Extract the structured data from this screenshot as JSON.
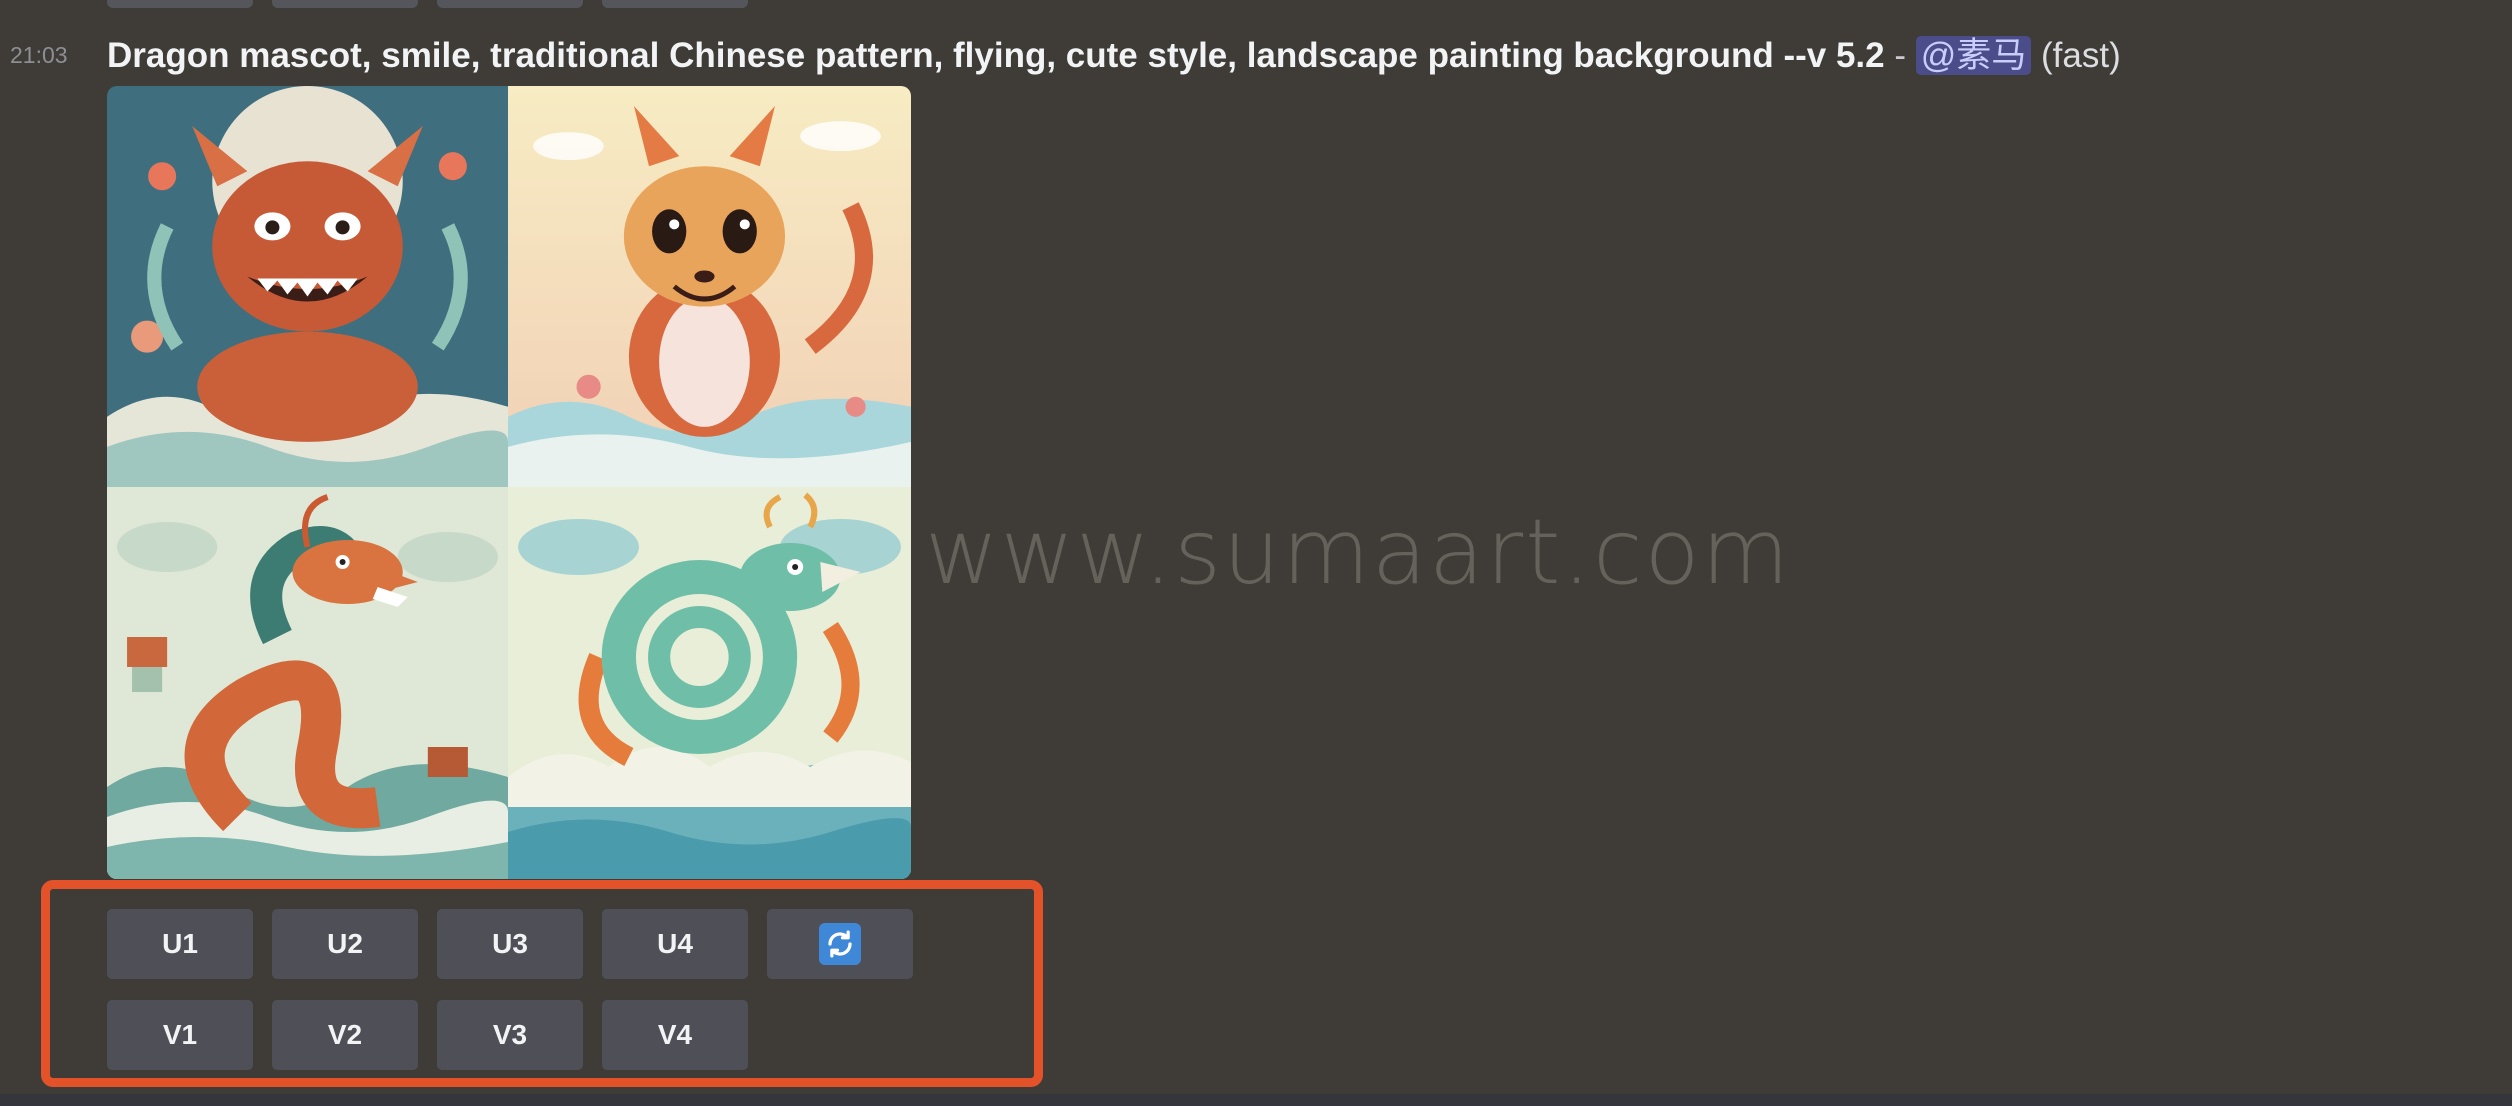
{
  "message": {
    "timestamp": "21:03",
    "prompt": "Dragon mascot, smile, traditional Chinese pattern, flying, cute style, landscape painting background --v 5.2",
    "separator": "-",
    "mention": "@素马",
    "speed": "(fast)"
  },
  "image_grid": {
    "tiles": [
      {
        "icon": "fierce-red-dragon-image"
      },
      {
        "icon": "cute-fox-dragon-image"
      },
      {
        "icon": "coiled-orange-dragon-image"
      },
      {
        "icon": "teal-dragon-waves-image"
      }
    ]
  },
  "watermark": "www.sumaart.com",
  "buttons": {
    "upscale": [
      "U1",
      "U2",
      "U3",
      "U4"
    ],
    "variation": [
      "V1",
      "V2",
      "V3",
      "V4"
    ],
    "reroll_icon": "refresh-icon"
  },
  "colors": {
    "background": "#3f3c38",
    "button": "#4f5057",
    "highlight": "#e4522a",
    "refresh": "#3f88d8",
    "mention_bg": "#4a4d8a"
  }
}
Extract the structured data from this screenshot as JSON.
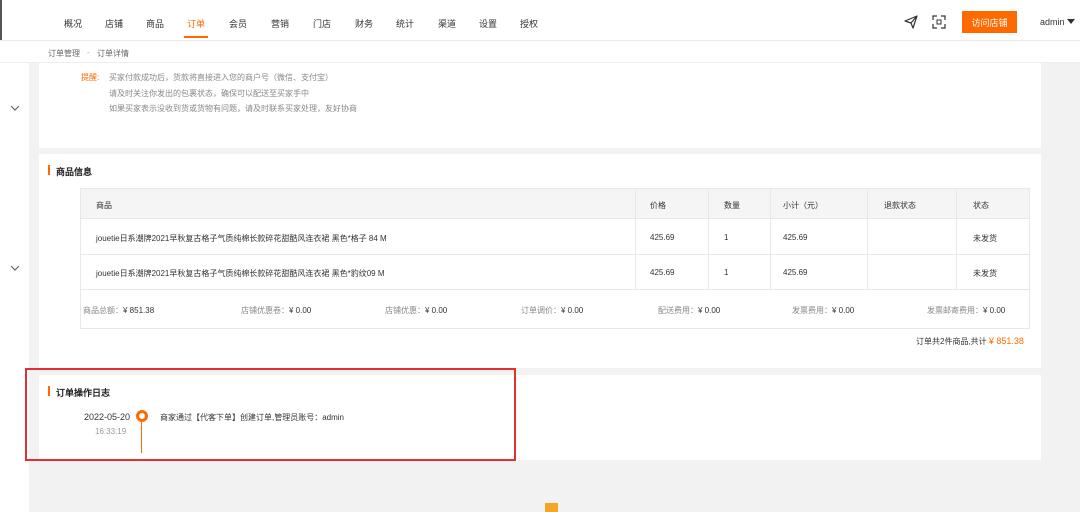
{
  "nav": {
    "items": [
      "概况",
      "店铺",
      "商品",
      "订单",
      "会员",
      "营销",
      "门店",
      "财务",
      "统计",
      "渠道",
      "设置",
      "授权"
    ],
    "active": "订单",
    "visit_button": "访问店铺",
    "user": "admin",
    "accent_color": "#ff6a00"
  },
  "breadcrumb": [
    "订单管理",
    "订单详情"
  ],
  "breadcrumb_sep": "-",
  "tip": {
    "label": "提醒:",
    "lines": [
      "买家付款成功后，货款将直接进入您的商户号（微信、支付宝）",
      "请及时关注你发出的包裹状态，确保可以配送至买家手中",
      "如果买家表示没收到货或货物有问题，请及时联系买家处理，友好协商"
    ]
  },
  "goods": {
    "title": "商品信息",
    "columns": [
      "商品",
      "价格",
      "数量",
      "小计（元）",
      "退款状态",
      "状态"
    ],
    "rows": [
      [
        "jouetie日系潮牌2021早秋复古格子气质纯棉长款碎花甜酷风连衣裙 黑色*格子 84 M",
        "425.69",
        "1",
        "425.69",
        "",
        "未发货"
      ],
      [
        "jouetie日系潮牌2021早秋复古格子气质纯棉长款碎花甜酷风连衣裙 黑色*豹纹09 M",
        "425.69",
        "1",
        "425.69",
        "",
        "未发货"
      ]
    ],
    "summary": [
      {
        "label": "商品总额：",
        "value": "¥ 851.38"
      },
      {
        "label": "店铺优惠卷：",
        "value": "¥ 0.00"
      },
      {
        "label": "店铺优惠：",
        "value": "¥ 0.00"
      },
      {
        "label": "订单调价：",
        "value": "¥ 0.00"
      },
      {
        "label": "配送费用：",
        "value": "¥ 0.00"
      },
      {
        "label": "发票费用：",
        "value": "¥ 0.00"
      },
      {
        "label": "发票邮寄费用：",
        "value": "¥ 0.00"
      }
    ],
    "total_prefix": "订单共2件商品,共计",
    "total_value": "¥ 851.38"
  },
  "log": {
    "title": "订单操作日志",
    "entries": [
      {
        "date": "2022-05-20",
        "time": "16:33:19",
        "text": "商家通过【代客下单】创建订单,管理员账号：admin"
      }
    ]
  }
}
------------------------------------------------------------
**Instruction:** How many lines in the listing contain "icon"? Answer with the number alone.

**Result for this exercise:** 5